"""
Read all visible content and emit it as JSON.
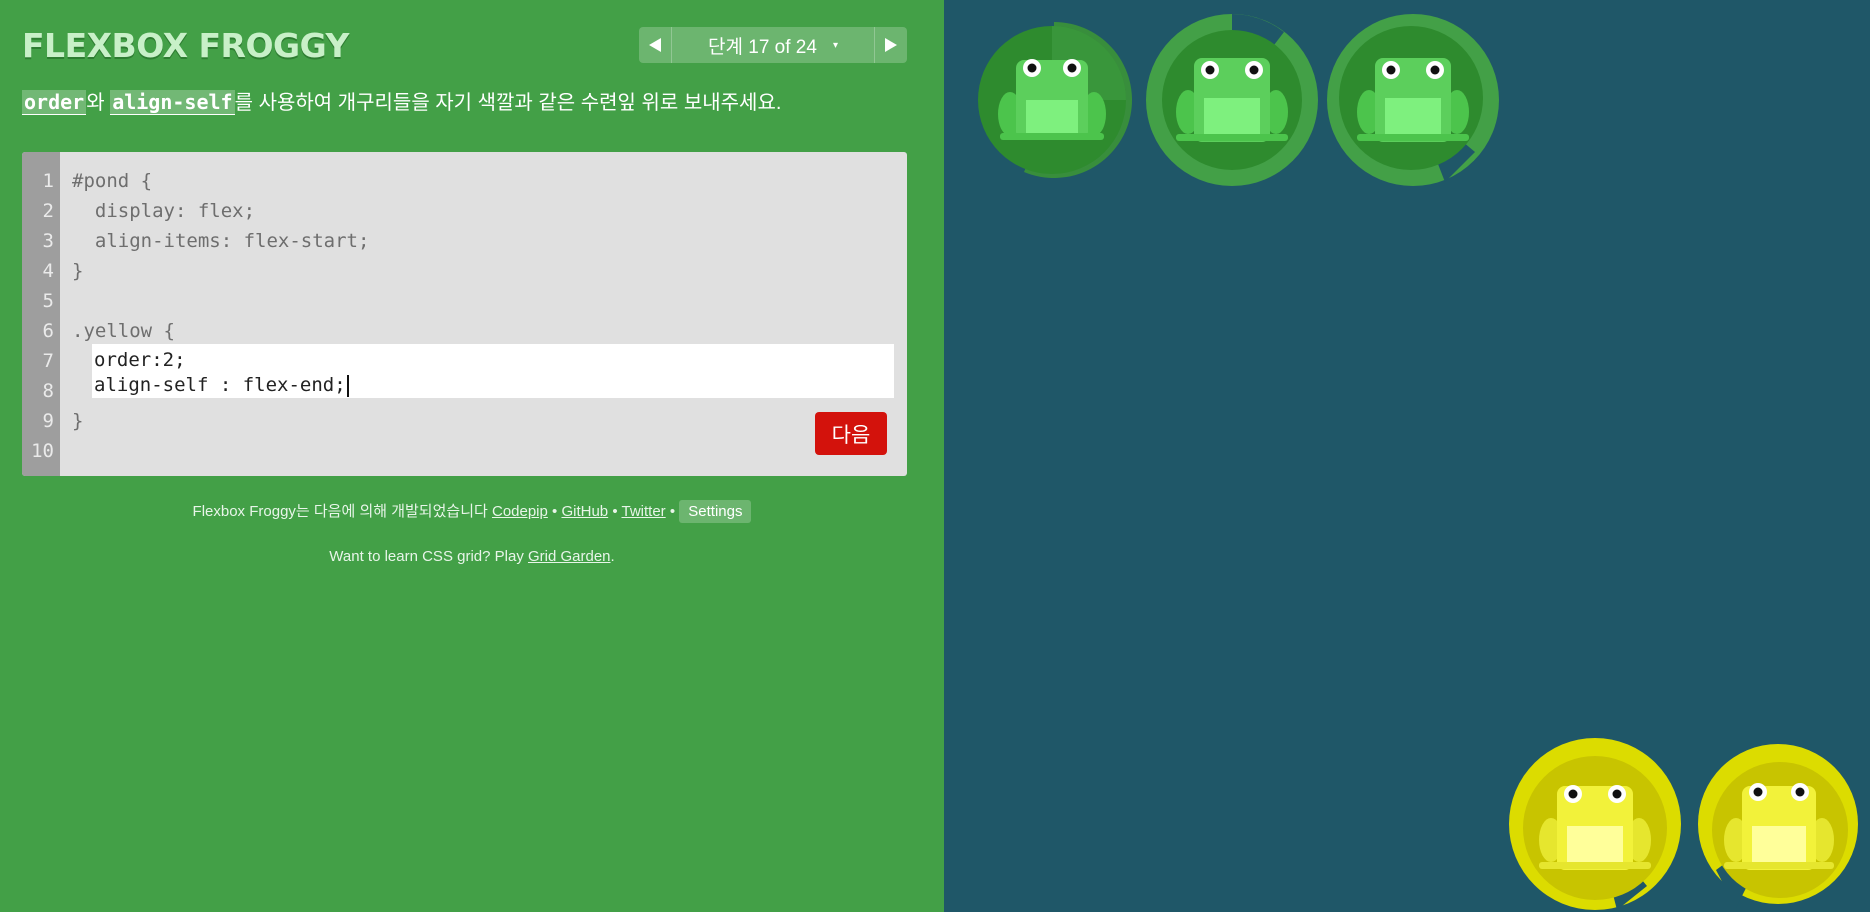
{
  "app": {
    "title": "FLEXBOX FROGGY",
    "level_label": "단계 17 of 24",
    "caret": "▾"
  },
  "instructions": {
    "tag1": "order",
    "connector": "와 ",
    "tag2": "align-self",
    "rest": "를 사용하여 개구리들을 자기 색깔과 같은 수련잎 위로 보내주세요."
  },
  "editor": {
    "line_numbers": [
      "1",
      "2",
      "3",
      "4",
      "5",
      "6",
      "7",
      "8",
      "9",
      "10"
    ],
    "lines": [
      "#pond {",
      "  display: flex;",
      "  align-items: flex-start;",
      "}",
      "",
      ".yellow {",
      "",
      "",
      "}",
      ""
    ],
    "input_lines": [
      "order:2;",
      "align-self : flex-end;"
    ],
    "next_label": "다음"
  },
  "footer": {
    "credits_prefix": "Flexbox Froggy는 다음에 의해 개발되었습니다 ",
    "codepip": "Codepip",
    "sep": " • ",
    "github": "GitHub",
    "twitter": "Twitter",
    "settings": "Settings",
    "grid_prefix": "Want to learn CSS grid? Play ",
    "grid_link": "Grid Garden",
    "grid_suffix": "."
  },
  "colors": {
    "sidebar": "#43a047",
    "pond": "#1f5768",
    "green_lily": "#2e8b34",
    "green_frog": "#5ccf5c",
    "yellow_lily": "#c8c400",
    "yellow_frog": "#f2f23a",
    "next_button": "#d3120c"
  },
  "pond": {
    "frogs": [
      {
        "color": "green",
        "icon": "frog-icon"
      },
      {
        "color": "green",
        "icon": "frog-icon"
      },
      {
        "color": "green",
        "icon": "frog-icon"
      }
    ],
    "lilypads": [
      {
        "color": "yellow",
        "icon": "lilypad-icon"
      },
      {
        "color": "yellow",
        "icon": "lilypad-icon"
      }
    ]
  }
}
"""
WHAT YOU WILL DO:
Pictures are excluded; repeat every record exactly.

FINAL RESULT:
Read all visible content and emit it as JSON.
{
  "app": {
    "title": "FLEXBOX FROGGY",
    "level_label": "단계 17 of 24",
    "caret": "▾"
  },
  "instructions": {
    "tag1": "order",
    "connector": "와 ",
    "tag2": "align-self",
    "rest": "를 사용하여 개구리들을 자기 색깔과 같은 수련잎 위로 보내주세요."
  },
  "editor": {
    "line_numbers": [
      "1",
      "2",
      "3",
      "4",
      "5",
      "6",
      "7",
      "8",
      "9",
      "10"
    ],
    "lines": [
      "#pond {",
      "  display: flex;",
      "  align-items: flex-start;",
      "}",
      "",
      ".yellow {",
      "",
      "",
      "}",
      ""
    ],
    "input_lines": [
      "order:2;",
      "align-self : flex-end;"
    ],
    "next_label": "다음"
  },
  "footer": {
    "credits_prefix": "Flexbox Froggy는 다음에 의해 개발되었습니다 ",
    "codepip": "Codepip",
    "sep": " • ",
    "github": "GitHub",
    "twitter": "Twitter",
    "settings": "Settings",
    "grid_prefix": "Want to learn CSS grid? Play ",
    "grid_link": "Grid Garden",
    "grid_suffix": "."
  },
  "colors": {
    "sidebar": "#43a047",
    "pond": "#1f5768",
    "green_lily": "#2e8b34",
    "green_frog": "#5ccf5c",
    "yellow_lily": "#c8c400",
    "yellow_frog": "#f2f23a",
    "next_button": "#d3120c"
  },
  "pond": {
    "frogs": [
      {
        "color": "green",
        "icon": "frog-icon"
      },
      {
        "color": "green",
        "icon": "frog-icon"
      },
      {
        "color": "green",
        "icon": "frog-icon"
      }
    ],
    "lilypads": [
      {
        "color": "yellow",
        "icon": "lilypad-icon"
      },
      {
        "color": "yellow",
        "icon": "lilypad-icon"
      }
    ]
  }
}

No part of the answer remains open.